Data listing:
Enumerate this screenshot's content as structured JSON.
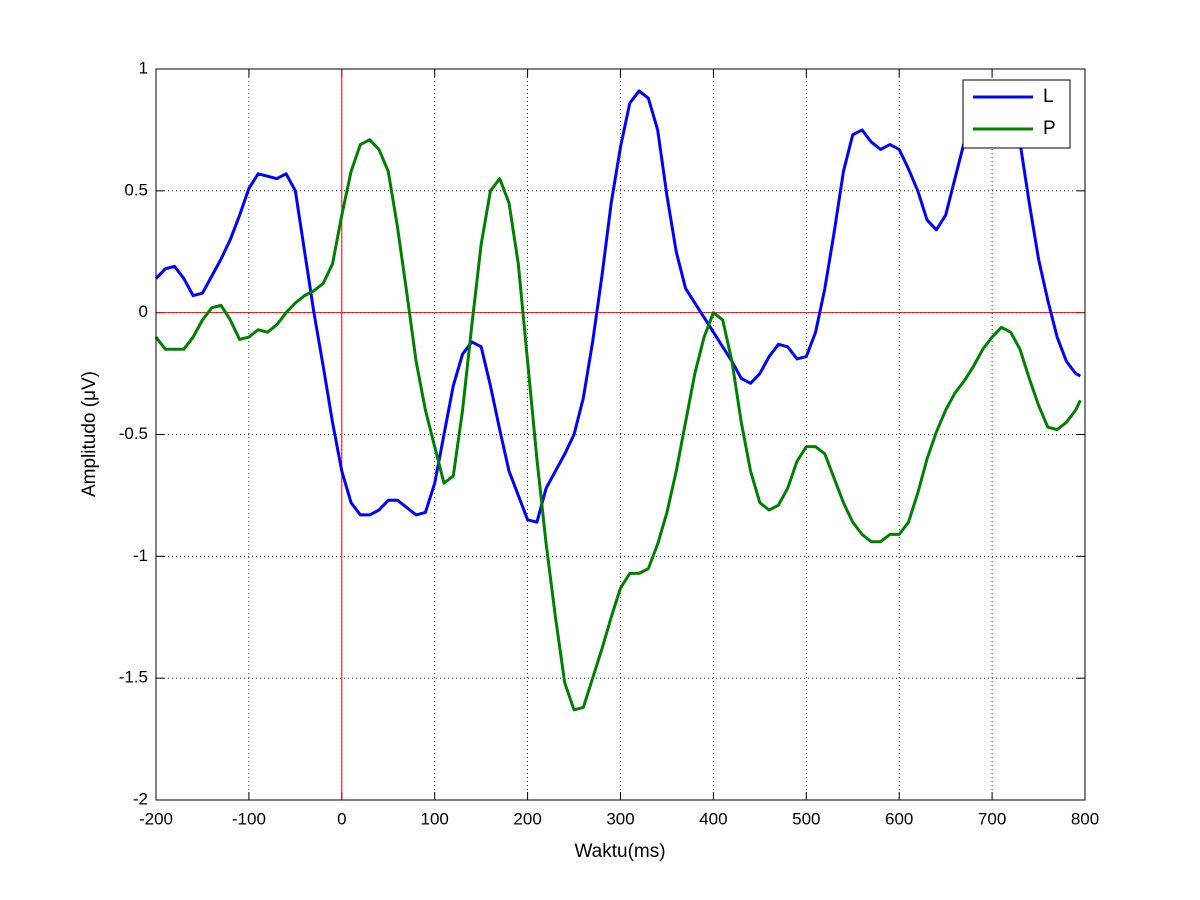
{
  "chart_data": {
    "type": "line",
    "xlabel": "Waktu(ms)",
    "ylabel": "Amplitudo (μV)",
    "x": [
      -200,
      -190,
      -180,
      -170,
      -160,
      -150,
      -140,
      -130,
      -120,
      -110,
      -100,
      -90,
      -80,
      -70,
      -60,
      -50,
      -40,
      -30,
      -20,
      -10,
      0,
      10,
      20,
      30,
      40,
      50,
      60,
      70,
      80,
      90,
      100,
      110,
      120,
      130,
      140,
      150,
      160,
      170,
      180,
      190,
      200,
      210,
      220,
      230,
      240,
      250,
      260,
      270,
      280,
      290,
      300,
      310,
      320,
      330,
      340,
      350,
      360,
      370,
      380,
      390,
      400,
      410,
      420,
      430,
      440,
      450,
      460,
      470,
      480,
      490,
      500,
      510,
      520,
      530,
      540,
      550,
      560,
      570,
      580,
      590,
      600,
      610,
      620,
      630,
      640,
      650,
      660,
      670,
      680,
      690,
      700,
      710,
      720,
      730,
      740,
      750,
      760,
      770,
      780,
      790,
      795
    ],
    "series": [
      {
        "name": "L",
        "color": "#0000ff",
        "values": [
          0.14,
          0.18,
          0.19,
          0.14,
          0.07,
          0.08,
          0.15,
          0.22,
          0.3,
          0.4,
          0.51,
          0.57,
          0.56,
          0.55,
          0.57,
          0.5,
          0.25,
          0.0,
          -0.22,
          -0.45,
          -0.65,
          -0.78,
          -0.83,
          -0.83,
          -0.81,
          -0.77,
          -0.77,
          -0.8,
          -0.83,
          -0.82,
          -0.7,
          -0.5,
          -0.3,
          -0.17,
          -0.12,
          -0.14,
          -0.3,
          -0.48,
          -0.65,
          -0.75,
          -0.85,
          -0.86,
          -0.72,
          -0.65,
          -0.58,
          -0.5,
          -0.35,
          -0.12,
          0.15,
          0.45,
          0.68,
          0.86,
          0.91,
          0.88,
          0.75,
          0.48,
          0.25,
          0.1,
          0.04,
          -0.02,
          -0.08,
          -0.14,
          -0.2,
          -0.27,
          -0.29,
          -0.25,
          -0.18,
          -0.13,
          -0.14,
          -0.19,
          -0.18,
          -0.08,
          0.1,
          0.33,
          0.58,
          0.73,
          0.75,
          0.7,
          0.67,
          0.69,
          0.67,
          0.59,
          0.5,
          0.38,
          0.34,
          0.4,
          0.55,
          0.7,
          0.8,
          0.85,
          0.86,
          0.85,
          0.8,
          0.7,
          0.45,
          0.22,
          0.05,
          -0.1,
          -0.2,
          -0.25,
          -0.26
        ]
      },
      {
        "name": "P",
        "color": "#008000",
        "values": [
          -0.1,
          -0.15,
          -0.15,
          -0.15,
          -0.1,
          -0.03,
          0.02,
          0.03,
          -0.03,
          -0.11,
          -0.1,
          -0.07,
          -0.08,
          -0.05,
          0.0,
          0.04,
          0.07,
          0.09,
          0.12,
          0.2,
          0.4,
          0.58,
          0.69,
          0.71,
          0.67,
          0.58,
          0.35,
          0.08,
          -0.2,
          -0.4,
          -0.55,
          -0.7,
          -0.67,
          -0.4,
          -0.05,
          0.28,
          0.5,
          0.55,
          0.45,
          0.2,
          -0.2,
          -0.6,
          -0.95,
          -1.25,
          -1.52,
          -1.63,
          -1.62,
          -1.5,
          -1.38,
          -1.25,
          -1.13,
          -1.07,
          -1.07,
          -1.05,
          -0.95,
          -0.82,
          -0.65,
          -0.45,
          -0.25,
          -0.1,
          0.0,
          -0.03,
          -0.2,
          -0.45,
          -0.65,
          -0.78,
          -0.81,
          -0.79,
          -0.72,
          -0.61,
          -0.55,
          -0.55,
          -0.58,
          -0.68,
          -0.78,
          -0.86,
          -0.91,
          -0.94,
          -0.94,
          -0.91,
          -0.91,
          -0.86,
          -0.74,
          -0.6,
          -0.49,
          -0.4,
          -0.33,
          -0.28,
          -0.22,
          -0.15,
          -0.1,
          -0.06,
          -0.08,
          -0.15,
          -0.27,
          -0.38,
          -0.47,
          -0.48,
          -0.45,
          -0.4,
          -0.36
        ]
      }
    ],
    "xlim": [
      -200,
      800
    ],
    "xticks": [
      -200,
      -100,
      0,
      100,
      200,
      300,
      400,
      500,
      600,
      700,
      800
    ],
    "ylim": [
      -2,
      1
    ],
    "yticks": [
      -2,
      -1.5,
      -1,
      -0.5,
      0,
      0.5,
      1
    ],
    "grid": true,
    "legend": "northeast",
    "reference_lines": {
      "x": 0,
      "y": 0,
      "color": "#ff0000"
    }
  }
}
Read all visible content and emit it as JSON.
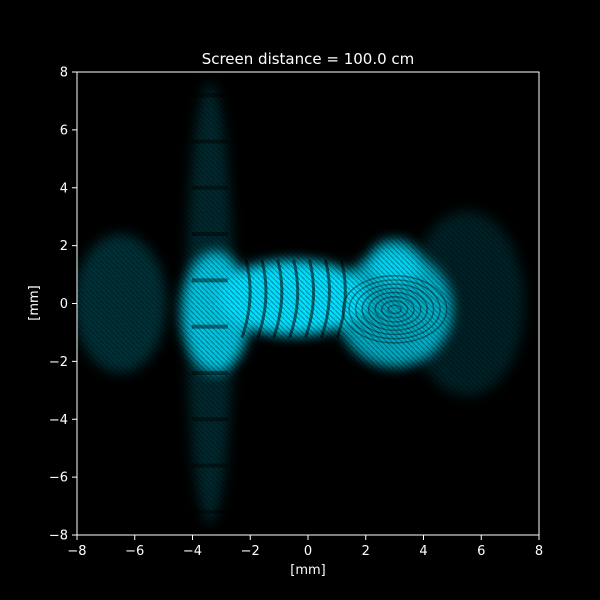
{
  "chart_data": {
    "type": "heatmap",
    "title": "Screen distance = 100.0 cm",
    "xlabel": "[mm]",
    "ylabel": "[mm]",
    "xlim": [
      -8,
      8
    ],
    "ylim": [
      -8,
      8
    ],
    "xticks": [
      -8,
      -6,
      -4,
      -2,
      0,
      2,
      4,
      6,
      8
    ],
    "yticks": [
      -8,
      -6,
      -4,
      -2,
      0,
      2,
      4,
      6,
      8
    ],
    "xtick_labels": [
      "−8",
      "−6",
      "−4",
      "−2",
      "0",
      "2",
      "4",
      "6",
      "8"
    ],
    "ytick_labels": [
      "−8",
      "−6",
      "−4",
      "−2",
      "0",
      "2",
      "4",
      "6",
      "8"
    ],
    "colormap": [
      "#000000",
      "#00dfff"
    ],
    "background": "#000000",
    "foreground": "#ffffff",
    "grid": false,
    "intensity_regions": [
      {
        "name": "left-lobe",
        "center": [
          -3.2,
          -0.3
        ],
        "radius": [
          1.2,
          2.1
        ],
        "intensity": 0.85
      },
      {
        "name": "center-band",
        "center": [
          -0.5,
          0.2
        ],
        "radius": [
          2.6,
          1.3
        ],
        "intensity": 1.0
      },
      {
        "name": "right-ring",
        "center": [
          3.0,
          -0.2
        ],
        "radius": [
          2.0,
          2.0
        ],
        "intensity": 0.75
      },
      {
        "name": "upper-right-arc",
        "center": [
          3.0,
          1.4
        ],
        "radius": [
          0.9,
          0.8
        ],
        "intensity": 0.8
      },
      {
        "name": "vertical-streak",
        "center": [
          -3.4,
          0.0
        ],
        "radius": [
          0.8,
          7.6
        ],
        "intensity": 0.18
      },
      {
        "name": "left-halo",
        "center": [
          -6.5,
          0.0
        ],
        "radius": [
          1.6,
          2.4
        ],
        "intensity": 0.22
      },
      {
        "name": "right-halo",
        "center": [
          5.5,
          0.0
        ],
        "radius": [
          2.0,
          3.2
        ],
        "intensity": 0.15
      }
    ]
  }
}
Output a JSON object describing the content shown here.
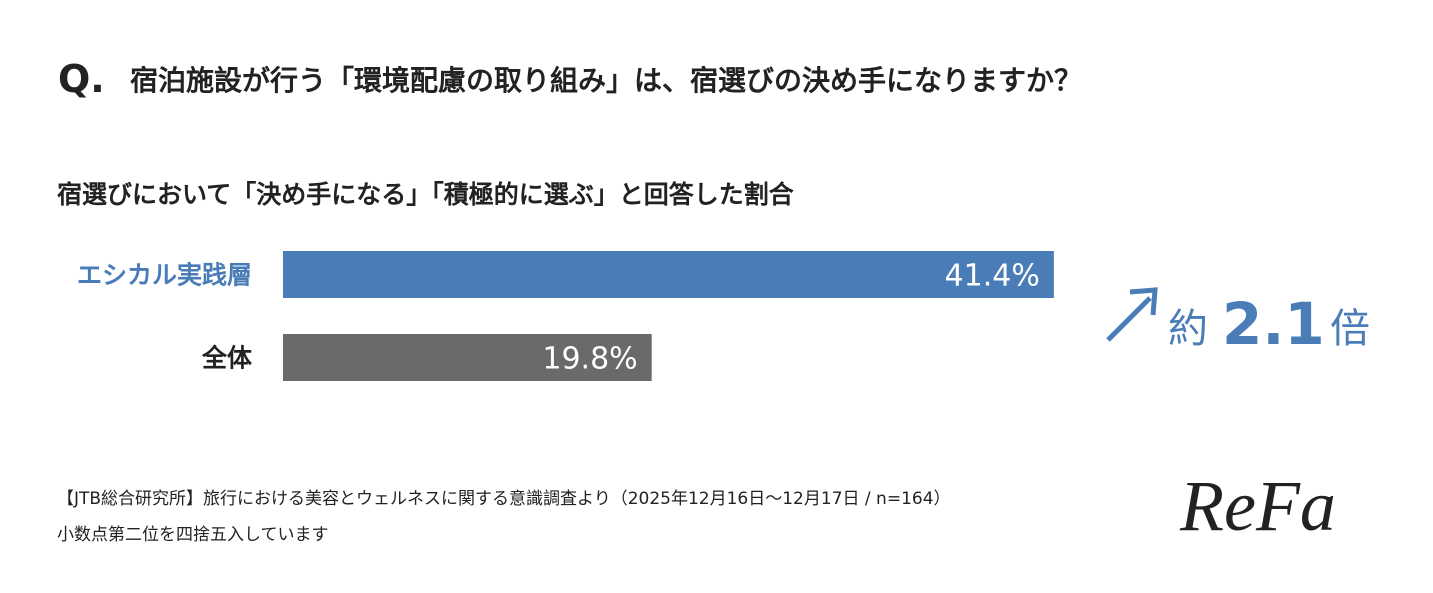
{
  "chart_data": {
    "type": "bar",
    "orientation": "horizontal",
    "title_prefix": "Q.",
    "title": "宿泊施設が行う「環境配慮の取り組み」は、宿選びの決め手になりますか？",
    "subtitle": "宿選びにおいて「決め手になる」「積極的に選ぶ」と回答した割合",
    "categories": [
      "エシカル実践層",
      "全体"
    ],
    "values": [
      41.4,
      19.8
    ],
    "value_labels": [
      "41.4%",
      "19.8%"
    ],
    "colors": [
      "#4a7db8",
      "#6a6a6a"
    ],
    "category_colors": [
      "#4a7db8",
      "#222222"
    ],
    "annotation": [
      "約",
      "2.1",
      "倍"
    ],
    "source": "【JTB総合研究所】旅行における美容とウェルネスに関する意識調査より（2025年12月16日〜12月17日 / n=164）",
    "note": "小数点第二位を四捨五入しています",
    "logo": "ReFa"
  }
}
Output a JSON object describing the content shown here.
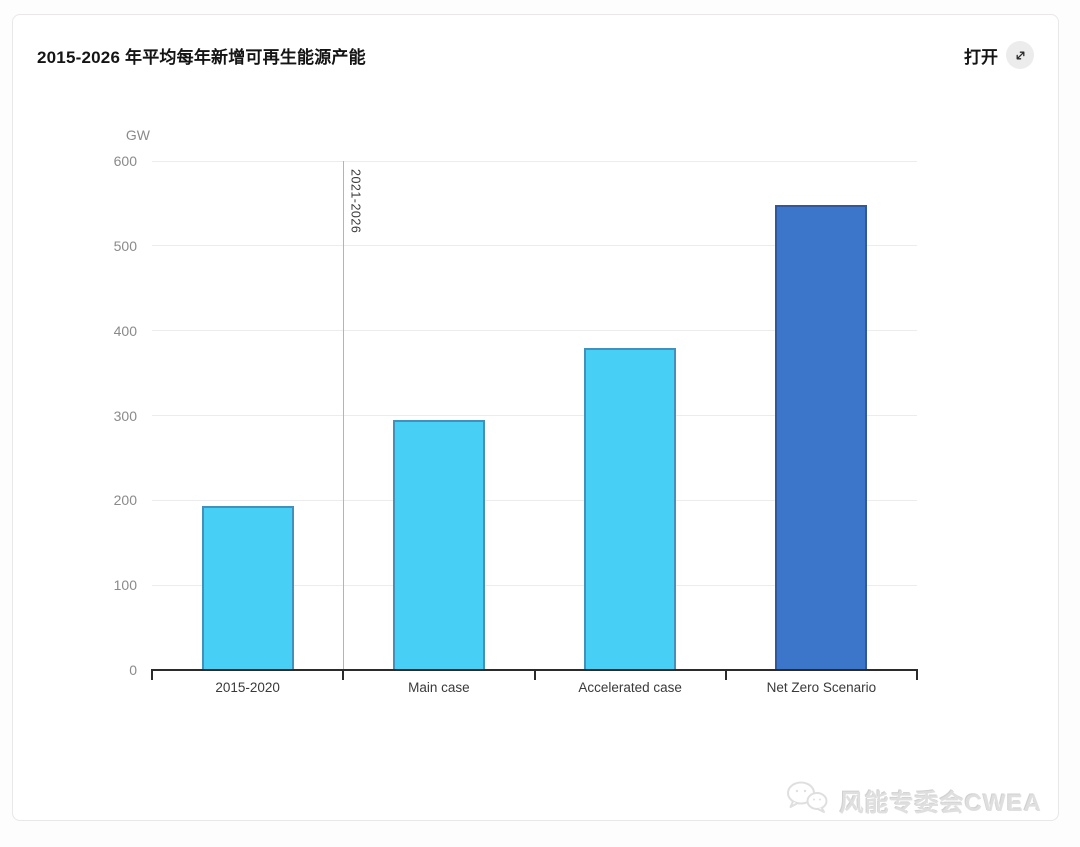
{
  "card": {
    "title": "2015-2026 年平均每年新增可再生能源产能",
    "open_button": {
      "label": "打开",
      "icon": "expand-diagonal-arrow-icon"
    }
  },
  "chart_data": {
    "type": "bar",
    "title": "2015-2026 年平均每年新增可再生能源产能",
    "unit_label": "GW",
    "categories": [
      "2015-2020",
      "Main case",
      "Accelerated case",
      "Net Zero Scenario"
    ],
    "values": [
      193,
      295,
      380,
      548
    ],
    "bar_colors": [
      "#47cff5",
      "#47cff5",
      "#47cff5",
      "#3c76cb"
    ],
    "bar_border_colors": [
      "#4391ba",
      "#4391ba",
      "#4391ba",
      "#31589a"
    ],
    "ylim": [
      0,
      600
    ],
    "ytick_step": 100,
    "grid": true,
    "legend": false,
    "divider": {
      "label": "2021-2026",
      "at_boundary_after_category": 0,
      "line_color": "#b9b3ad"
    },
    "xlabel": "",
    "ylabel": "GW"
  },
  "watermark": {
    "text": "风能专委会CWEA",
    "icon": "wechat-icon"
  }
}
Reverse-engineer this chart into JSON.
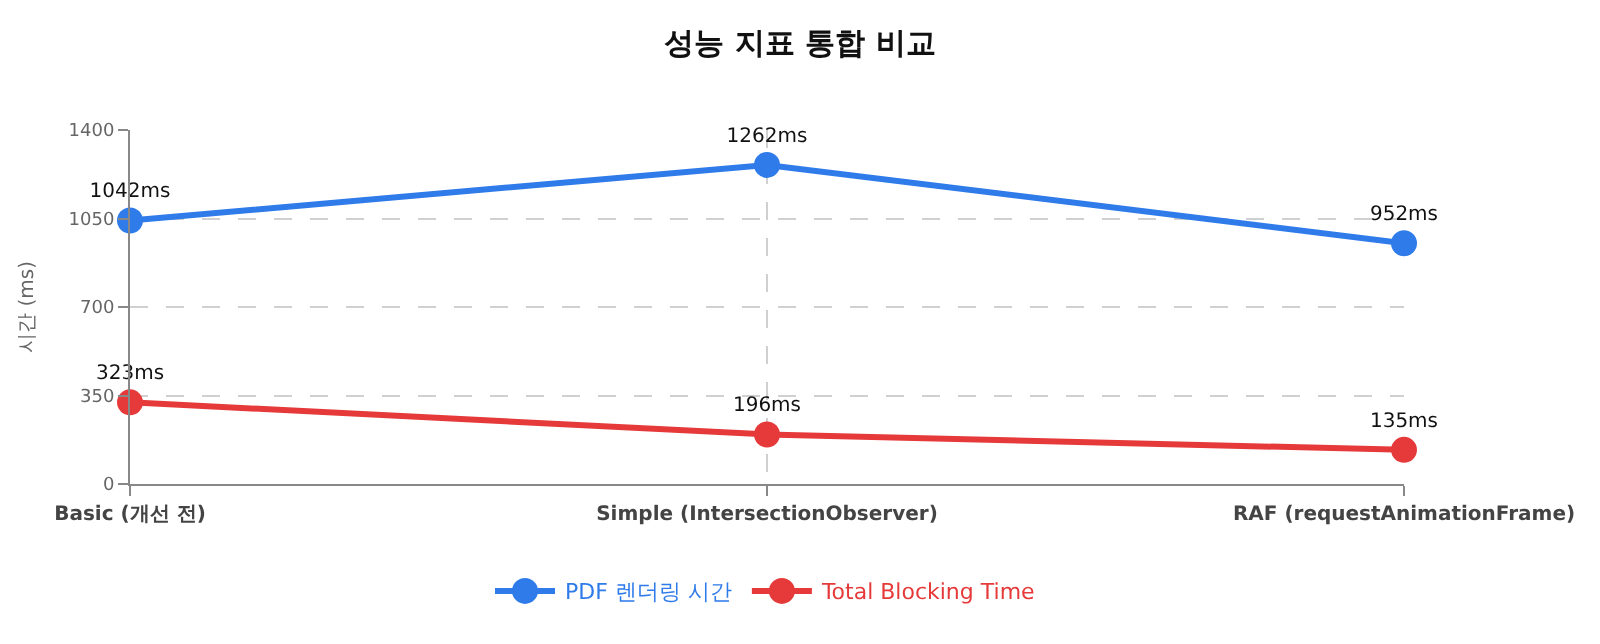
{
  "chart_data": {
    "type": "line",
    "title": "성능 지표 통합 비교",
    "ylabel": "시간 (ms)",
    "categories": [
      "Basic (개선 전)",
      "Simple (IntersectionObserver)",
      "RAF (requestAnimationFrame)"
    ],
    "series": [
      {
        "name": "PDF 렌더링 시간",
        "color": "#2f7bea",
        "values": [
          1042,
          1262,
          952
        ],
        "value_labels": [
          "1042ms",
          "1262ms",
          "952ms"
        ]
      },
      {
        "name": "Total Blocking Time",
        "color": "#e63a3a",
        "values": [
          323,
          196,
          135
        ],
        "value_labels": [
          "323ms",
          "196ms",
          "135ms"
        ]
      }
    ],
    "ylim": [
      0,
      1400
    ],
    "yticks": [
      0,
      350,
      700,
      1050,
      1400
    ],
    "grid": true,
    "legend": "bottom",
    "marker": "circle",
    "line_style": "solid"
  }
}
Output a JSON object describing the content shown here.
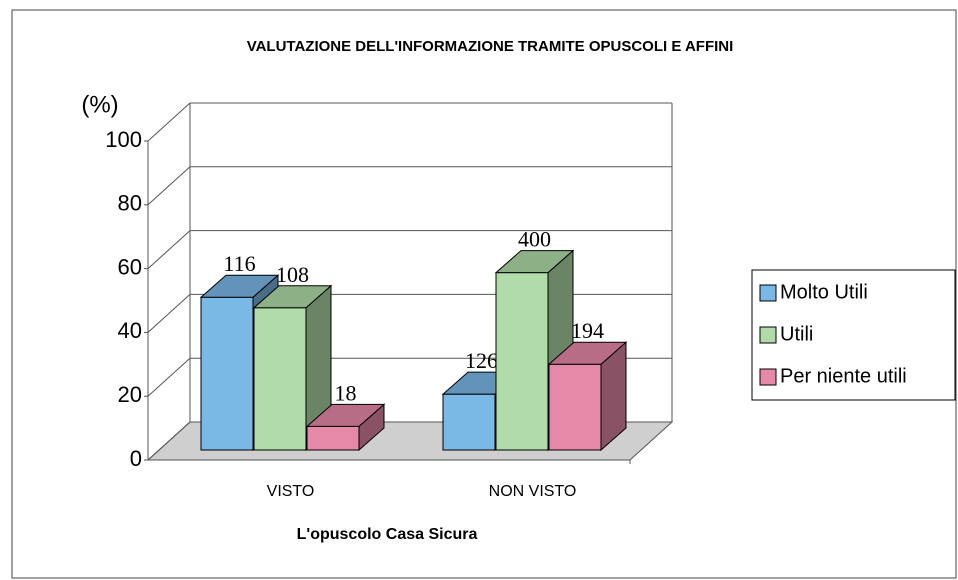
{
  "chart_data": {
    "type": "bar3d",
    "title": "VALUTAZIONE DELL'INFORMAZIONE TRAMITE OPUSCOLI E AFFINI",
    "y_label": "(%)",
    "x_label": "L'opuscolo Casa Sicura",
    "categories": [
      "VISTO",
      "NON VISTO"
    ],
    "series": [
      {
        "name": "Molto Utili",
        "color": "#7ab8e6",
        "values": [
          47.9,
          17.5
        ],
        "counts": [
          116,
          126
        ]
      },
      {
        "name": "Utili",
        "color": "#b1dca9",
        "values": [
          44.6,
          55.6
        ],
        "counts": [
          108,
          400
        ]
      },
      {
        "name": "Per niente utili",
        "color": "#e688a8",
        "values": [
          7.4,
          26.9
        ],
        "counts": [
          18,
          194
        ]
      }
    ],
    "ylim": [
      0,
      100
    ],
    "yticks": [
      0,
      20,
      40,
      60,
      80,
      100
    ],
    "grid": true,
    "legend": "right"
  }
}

Your instructions: Compute the number of lines above that contain the string "this". Reply with that value only.

Result of the task: 2